REQUEST:
Determine how many lines of the material hold the string "account" and reply with only that number.

STORED ROWS:
—————
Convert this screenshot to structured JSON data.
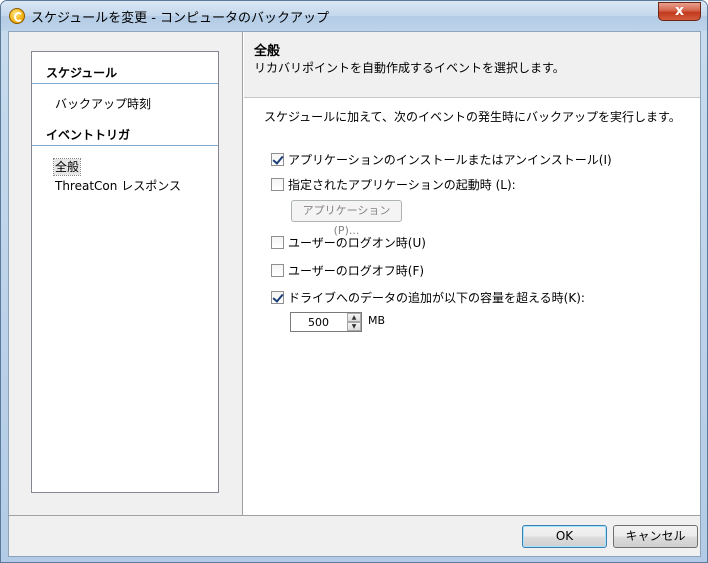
{
  "window": {
    "title": "スケジュールを変更 - コンピュータのバックアップ",
    "close_glyph": "x"
  },
  "nav": {
    "sections": [
      {
        "heading": "スケジュール",
        "items": [
          "バックアップ時刻"
        ]
      },
      {
        "heading": "イベントトリガ",
        "items": [
          "全般",
          "ThreatCon レスポンス"
        ]
      }
    ],
    "selected_item": "全般"
  },
  "panel": {
    "title": "全般",
    "subtitle": "リカバリポイントを自動作成するイベントを選択します。",
    "intro": "スケジュールに加えて、次のイベントの発生時にバックアップを実行します。",
    "options": [
      {
        "label": "アプリケーションのインストールまたはアンインストール(I)",
        "checked": true
      },
      {
        "label": "指定されたアプリケーションの起動時 (L):",
        "checked": false
      },
      {
        "label": "ユーザーのログオン時(U)",
        "checked": false
      },
      {
        "label": "ユーザーのログオフ時(F)",
        "checked": false
      },
      {
        "label": "ドライブへのデータの追加が以下の容量を超える時(K):",
        "checked": true
      }
    ],
    "applications_button": "アプリケーション(P)...",
    "size_value": "500",
    "size_unit": "MB"
  },
  "footer": {
    "ok_label": "OK",
    "cancel_label": "キャンセル"
  }
}
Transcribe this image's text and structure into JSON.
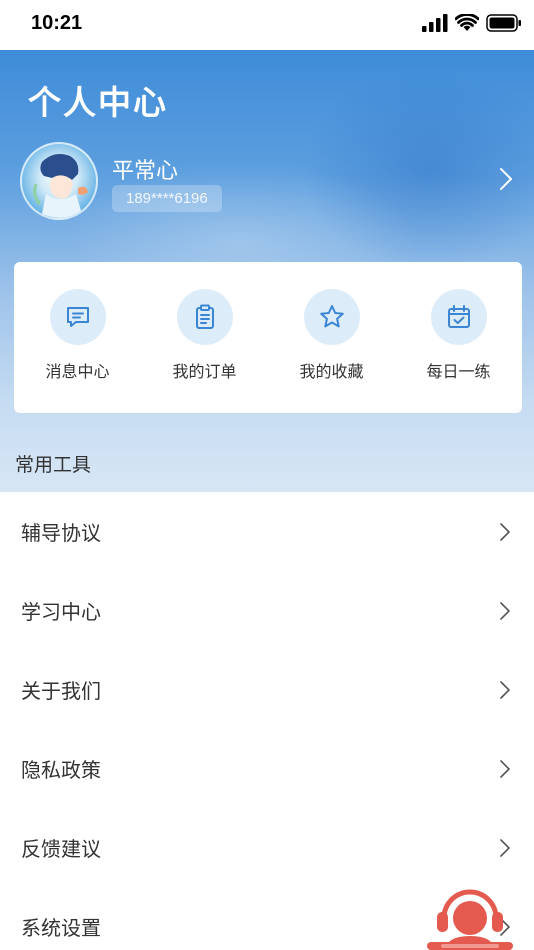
{
  "status_bar": {
    "time": "10:21"
  },
  "header": {
    "title": "个人中心"
  },
  "profile": {
    "name": "平常心",
    "phone": "189****6196"
  },
  "quick_actions": [
    {
      "label": "消息中心",
      "icon": "message-icon"
    },
    {
      "label": "我的订单",
      "icon": "clipboard-icon"
    },
    {
      "label": "我的收藏",
      "icon": "star-icon"
    },
    {
      "label": "每日一练",
      "icon": "calendar-check-icon"
    }
  ],
  "tools": {
    "title": "常用工具",
    "items": [
      {
        "label": "辅导协议"
      },
      {
        "label": "学习中心"
      },
      {
        "label": "关于我们"
      },
      {
        "label": "隐私政策"
      },
      {
        "label": "反馈建议"
      },
      {
        "label": "系统设置"
      }
    ]
  },
  "colors": {
    "accent": "#3e8cd8",
    "icon_bg": "#ddecf9",
    "icon_stroke": "#3b86d4",
    "float_button": "#e55a4e"
  }
}
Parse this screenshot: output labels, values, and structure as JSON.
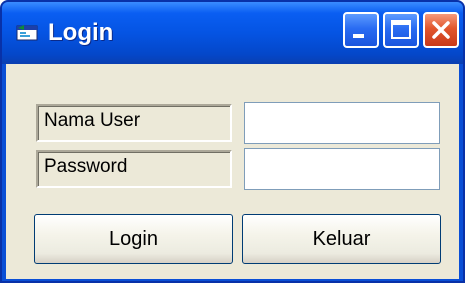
{
  "window": {
    "title": "Login",
    "icon": "form-icon",
    "controls": {
      "minimize_icon": "minimize-icon",
      "maximize_icon": "maximize-icon",
      "close_icon": "close-icon"
    }
  },
  "form": {
    "username_label": "Nama User",
    "username_value": "",
    "password_label": "Password",
    "password_value": "",
    "login_button": "Login",
    "exit_button": "Keluar"
  },
  "colors": {
    "titlebar": "#0554e3",
    "client_background": "#ece9d8",
    "close_button": "#e2562c"
  }
}
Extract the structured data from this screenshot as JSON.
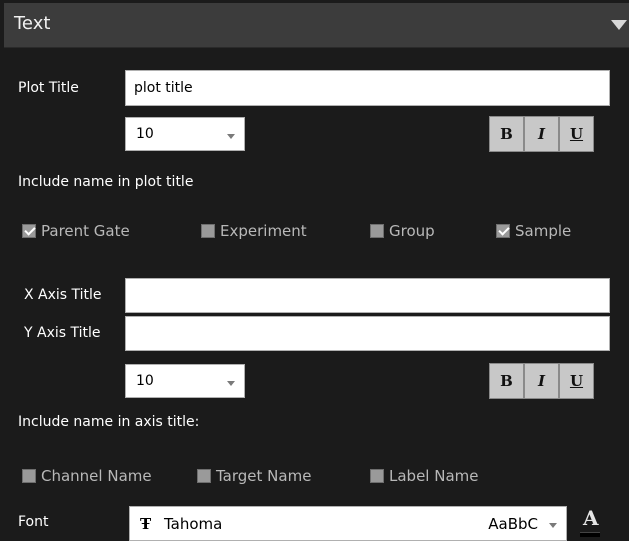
{
  "header": {
    "title": "Text"
  },
  "plot_title": {
    "label": "Plot Title",
    "value": "plot title",
    "font_size": "10"
  },
  "format_buttons": {
    "bold": "B",
    "italic": "I",
    "underline": "U"
  },
  "include_plot": {
    "label": "Include name in plot title",
    "options": [
      {
        "label": "Parent Gate",
        "checked": true
      },
      {
        "label": "Experiment",
        "checked": false
      },
      {
        "label": "Group",
        "checked": false
      },
      {
        "label": "Sample",
        "checked": true
      }
    ]
  },
  "axis": {
    "x_label": "X Axis Title",
    "x_value": "",
    "y_label": "Y Axis Title",
    "y_value": "",
    "font_size": "10"
  },
  "include_axis": {
    "label": "Include name in axis title:",
    "options": [
      {
        "label": "Channel Name",
        "checked": false
      },
      {
        "label": "Target Name",
        "checked": false
      },
      {
        "label": "Label Name",
        "checked": false
      }
    ]
  },
  "font": {
    "label": "Font",
    "glyph": "Ŧ",
    "name": "Tahoma",
    "preview": "AaBbC",
    "color_glyph": "A",
    "color": "#000000"
  }
}
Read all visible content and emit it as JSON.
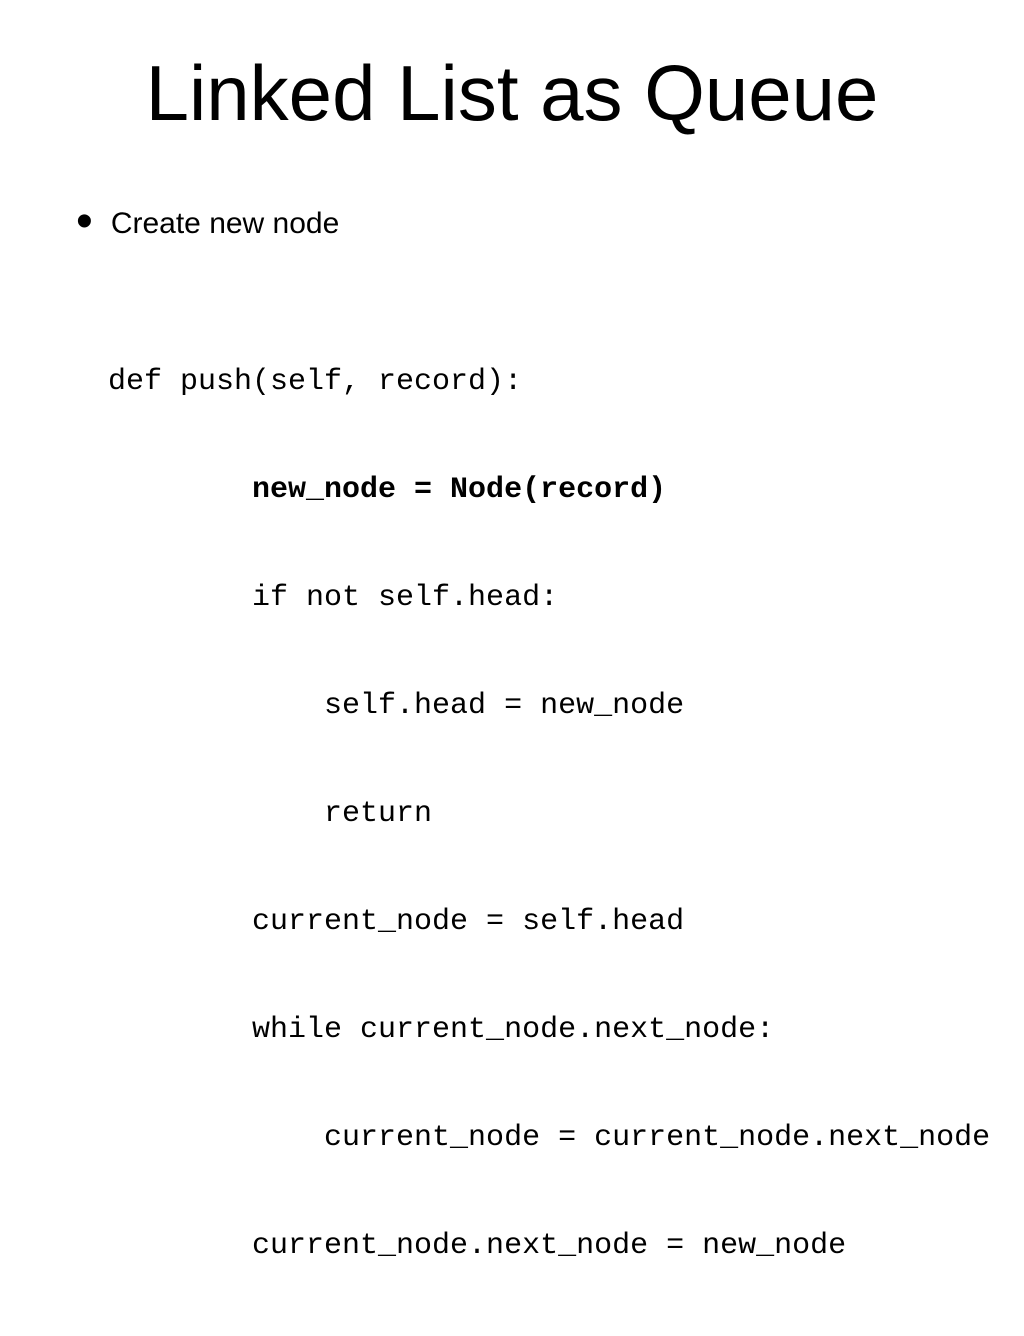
{
  "title": "Linked List as Queue",
  "bullet": "Create new node",
  "code": {
    "l1": "def push(self, record):",
    "l2": "        new_node = Node(record)",
    "l3": "        if not self.head:",
    "l4": "            self.head = new_node",
    "l5": "            return",
    "l6": "        current_node = self.head",
    "l7": "        while current_node.next_node:",
    "l8": "            current_node = current_node.next_node",
    "l9": "        current_node.next_node = new_node"
  }
}
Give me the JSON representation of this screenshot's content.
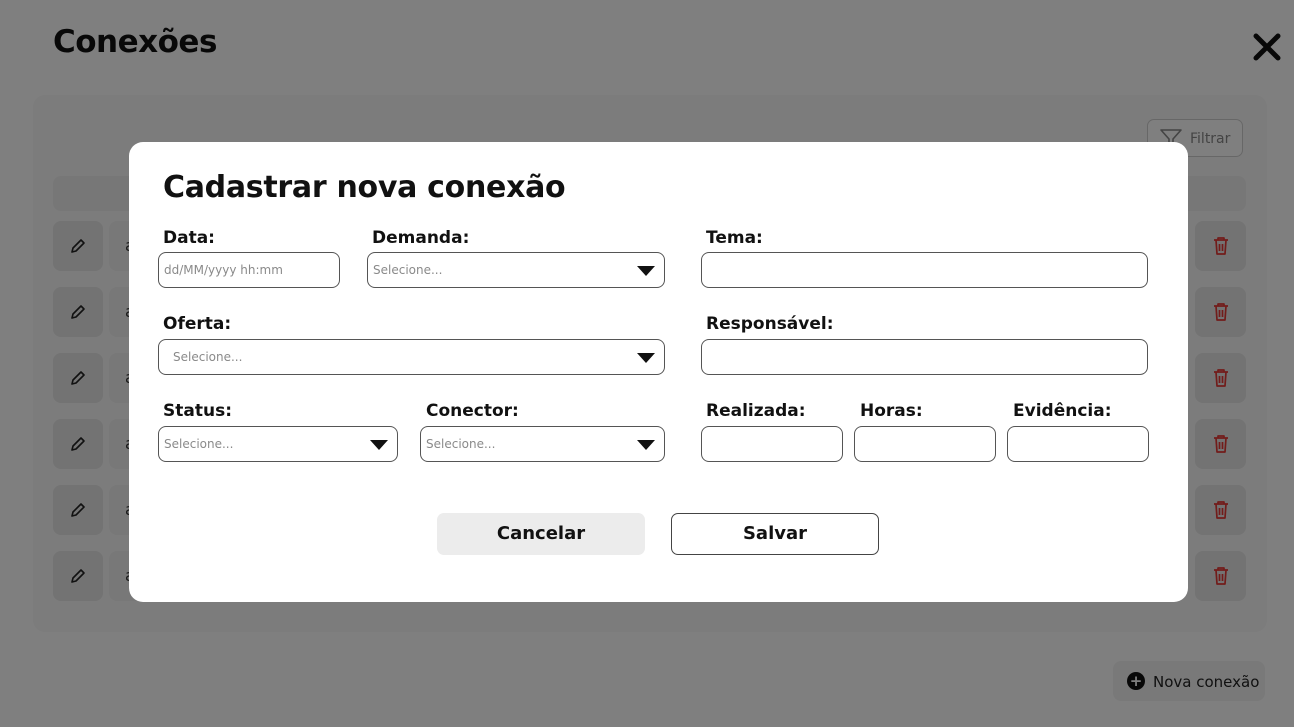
{
  "page": {
    "title": "Conexões",
    "filter_label": "Filtrar",
    "new_connection_label": "Nova conexão",
    "rows": [
      "a",
      "a",
      "a",
      "a",
      "a",
      "a"
    ]
  },
  "modal": {
    "title": "Cadastrar nova conexão",
    "fields": {
      "data": {
        "label": "Data:",
        "placeholder": "dd/MM/yyyy hh:mm"
      },
      "demanda": {
        "label": "Demanda:",
        "placeholder": "Selecione..."
      },
      "tema": {
        "label": "Tema:",
        "value": ""
      },
      "oferta": {
        "label": "Oferta:",
        "placeholder": "Selecione..."
      },
      "responsavel": {
        "label": "Responsável:",
        "value": ""
      },
      "status": {
        "label": "Status:",
        "placeholder": "Selecione..."
      },
      "conector": {
        "label": "Conector:",
        "placeholder": "Selecione..."
      },
      "realizada": {
        "label": "Realizada:",
        "value": ""
      },
      "horas": {
        "label": "Horas:",
        "value": ""
      },
      "evidencia": {
        "label": "Evidência:",
        "value": ""
      }
    },
    "cancel_label": "Cancelar",
    "save_label": "Salvar"
  },
  "colors": {
    "overlay": "#000000",
    "delete_icon": "#e53935",
    "modal_bg": "#ffffff"
  },
  "icons": {
    "close": "close-icon",
    "filter": "filter-icon",
    "edit": "pencil-icon",
    "delete": "trash-icon",
    "add": "plus-circle-icon",
    "select": "caret-down-icon"
  }
}
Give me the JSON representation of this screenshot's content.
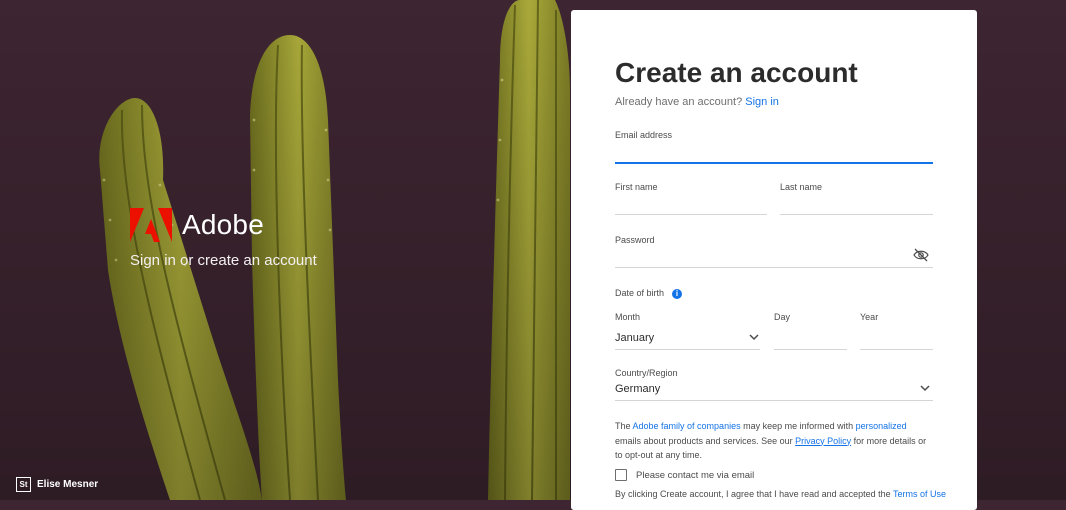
{
  "brand": {
    "name": "Adobe",
    "tagline": "Sign in or create an account",
    "logo_color": "#eb1000"
  },
  "photo_credit": {
    "icon_text": "St",
    "name": "Elise Mesner"
  },
  "form": {
    "title": "Create an account",
    "have_account": "Already have an account?",
    "sign_in": "Sign in",
    "email_label": "Email address",
    "first_name_label": "First name",
    "last_name_label": "Last name",
    "password_label": "Password",
    "dob_label": "Date of birth",
    "month_label": "Month",
    "month_value": "January",
    "day_label": "Day",
    "year_label": "Year",
    "country_label": "Country/Region",
    "country_value": "Germany",
    "consent": {
      "part1": "The ",
      "family_link": "Adobe family of companies",
      "part2": " may keep me informed with ",
      "personalized_link": "personalized",
      "part3": " emails about products and services. See our ",
      "privacy_link": "Privacy Policy",
      "part4": " for more details or to opt-out at any time."
    },
    "contact_checkbox": "Please contact me via email",
    "terms": {
      "text": "By clicking Create account, I agree that I have read and accepted the ",
      "terms_link": "Terms of Use"
    }
  },
  "colors": {
    "background": "#3d2531",
    "accent": "#1473e6"
  }
}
—————
THE RESULT:
4